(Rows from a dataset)
###

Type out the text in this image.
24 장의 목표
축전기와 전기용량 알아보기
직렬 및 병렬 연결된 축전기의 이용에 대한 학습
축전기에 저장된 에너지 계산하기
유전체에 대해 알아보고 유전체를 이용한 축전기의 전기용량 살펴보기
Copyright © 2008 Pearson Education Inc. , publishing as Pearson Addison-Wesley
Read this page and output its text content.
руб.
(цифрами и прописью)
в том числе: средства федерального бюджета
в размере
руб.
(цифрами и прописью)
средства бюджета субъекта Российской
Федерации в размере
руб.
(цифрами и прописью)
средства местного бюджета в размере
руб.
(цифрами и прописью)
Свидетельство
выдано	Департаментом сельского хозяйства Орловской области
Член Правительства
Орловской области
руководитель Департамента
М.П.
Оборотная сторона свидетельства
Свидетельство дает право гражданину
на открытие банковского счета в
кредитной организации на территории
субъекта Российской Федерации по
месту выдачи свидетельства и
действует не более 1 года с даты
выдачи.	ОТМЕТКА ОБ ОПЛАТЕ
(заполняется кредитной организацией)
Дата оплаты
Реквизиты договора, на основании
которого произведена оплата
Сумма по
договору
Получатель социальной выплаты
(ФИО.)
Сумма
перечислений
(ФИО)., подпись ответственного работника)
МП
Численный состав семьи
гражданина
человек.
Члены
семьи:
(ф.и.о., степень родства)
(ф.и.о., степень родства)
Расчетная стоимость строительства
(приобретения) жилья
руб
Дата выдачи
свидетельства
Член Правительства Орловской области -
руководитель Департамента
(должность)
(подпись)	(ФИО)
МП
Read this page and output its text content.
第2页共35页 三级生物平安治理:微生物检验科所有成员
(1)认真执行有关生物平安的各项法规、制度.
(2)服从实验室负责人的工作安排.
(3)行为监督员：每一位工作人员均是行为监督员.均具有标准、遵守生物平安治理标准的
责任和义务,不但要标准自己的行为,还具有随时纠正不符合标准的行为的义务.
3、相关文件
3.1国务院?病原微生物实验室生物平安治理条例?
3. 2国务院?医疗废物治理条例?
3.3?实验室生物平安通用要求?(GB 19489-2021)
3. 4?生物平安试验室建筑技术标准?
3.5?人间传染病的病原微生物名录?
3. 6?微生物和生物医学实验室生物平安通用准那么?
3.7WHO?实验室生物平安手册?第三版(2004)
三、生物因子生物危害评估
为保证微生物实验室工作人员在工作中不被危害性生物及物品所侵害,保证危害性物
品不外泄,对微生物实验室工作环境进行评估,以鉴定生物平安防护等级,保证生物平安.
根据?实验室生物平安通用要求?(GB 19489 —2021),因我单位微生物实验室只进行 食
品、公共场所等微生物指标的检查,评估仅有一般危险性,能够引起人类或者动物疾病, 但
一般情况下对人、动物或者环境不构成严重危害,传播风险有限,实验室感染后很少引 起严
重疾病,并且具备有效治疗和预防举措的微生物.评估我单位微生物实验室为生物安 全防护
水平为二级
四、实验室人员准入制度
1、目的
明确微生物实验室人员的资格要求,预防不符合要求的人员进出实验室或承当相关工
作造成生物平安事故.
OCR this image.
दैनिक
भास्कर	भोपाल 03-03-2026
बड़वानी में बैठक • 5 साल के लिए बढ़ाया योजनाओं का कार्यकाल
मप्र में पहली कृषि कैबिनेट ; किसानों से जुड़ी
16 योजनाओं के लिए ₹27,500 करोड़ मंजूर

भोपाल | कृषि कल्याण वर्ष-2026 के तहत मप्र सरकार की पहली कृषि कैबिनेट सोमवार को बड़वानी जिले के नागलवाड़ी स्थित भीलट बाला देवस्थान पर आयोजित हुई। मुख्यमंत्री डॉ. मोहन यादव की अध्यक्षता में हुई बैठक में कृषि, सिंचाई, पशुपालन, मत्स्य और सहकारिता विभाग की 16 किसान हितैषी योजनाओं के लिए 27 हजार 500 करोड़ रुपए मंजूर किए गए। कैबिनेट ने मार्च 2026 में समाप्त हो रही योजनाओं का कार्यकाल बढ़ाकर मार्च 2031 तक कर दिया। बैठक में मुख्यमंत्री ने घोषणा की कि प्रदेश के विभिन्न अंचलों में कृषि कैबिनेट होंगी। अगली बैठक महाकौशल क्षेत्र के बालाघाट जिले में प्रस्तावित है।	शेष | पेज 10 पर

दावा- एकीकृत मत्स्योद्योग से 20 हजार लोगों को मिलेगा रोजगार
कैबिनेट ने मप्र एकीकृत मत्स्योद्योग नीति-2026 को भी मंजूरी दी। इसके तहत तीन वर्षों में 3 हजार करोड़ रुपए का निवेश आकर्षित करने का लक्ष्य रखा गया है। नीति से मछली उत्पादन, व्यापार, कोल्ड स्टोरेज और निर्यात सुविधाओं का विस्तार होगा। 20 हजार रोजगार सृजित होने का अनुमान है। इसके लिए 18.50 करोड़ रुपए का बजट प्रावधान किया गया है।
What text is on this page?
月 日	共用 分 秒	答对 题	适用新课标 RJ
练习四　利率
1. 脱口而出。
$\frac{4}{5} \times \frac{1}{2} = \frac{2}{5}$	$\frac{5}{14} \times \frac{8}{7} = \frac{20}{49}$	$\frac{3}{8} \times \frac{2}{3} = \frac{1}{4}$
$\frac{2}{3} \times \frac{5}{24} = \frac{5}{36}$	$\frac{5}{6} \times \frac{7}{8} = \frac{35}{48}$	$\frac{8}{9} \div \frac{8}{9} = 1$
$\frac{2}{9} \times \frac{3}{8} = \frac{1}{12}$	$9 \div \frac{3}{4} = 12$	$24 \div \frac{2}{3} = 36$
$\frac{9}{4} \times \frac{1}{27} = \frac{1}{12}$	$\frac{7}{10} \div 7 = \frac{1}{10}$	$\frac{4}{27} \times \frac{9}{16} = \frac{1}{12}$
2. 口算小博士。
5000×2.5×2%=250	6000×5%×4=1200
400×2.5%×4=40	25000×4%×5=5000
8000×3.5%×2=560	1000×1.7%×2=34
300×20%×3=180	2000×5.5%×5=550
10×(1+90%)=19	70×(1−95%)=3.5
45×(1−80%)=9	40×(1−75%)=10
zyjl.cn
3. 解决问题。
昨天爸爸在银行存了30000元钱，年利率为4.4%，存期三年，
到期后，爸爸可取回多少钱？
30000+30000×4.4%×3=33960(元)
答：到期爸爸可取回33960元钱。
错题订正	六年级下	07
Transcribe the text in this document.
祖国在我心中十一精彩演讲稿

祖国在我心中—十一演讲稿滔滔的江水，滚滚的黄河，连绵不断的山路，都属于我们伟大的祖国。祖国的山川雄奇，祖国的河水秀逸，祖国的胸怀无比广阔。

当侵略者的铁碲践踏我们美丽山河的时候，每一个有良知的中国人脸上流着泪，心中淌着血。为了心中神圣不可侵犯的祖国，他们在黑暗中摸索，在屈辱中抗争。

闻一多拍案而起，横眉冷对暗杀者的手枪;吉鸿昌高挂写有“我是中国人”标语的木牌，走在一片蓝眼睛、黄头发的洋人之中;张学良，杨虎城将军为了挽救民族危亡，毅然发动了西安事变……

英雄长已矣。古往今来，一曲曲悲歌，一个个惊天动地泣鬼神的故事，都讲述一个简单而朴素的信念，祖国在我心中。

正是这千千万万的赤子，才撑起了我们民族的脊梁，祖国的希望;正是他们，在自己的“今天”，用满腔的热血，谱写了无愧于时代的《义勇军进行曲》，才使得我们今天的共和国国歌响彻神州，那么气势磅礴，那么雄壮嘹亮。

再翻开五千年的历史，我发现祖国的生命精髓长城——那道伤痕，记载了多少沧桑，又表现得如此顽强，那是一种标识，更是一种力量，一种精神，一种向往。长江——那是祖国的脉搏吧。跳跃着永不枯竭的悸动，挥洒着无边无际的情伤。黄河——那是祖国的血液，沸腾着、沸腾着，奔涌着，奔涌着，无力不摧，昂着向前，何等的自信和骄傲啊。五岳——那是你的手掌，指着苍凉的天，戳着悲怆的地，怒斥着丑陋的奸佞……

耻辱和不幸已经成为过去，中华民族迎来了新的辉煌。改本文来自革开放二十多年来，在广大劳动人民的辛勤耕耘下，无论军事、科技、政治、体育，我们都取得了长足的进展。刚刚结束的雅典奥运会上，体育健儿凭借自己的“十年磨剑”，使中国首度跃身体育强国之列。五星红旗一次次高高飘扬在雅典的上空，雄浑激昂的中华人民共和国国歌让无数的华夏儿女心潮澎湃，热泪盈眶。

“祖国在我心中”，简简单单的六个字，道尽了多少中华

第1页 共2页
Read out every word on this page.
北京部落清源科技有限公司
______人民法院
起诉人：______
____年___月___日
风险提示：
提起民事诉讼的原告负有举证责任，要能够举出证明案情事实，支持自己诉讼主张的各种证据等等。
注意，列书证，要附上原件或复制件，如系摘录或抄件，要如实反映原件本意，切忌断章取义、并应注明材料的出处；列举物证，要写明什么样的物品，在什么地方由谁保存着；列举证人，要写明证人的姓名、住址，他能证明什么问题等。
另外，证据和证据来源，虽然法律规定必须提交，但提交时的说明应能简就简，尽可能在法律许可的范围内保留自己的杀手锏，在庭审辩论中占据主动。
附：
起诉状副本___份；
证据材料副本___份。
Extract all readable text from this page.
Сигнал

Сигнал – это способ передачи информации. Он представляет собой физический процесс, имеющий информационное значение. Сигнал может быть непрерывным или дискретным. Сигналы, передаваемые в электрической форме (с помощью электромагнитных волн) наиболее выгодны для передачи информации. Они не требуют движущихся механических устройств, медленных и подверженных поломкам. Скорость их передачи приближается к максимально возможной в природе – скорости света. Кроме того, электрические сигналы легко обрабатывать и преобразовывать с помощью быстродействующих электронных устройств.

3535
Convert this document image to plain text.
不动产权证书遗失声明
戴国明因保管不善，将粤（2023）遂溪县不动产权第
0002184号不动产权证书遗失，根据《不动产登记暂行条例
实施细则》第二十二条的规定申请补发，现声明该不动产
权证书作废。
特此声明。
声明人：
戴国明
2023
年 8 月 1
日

###

### GIVEN PROBLEM
Repeat, without changes, every line from the one that contains "Convert this document image to plain text." through the final line of the data.

### SOLUTION
Convert this document image to plain text.
不动产权证书遗失声明
戴国明因保管不善，将粤（2023）遂溪县不动产权第
0002184号不动产权证书遗失，根据《不动产登记暂行条例
实施细则》第二十二条的规定申请补发，现声明该不动产
权证书作废。
特此声明。
声明人：
戴国明
2023
年 8 月 1
日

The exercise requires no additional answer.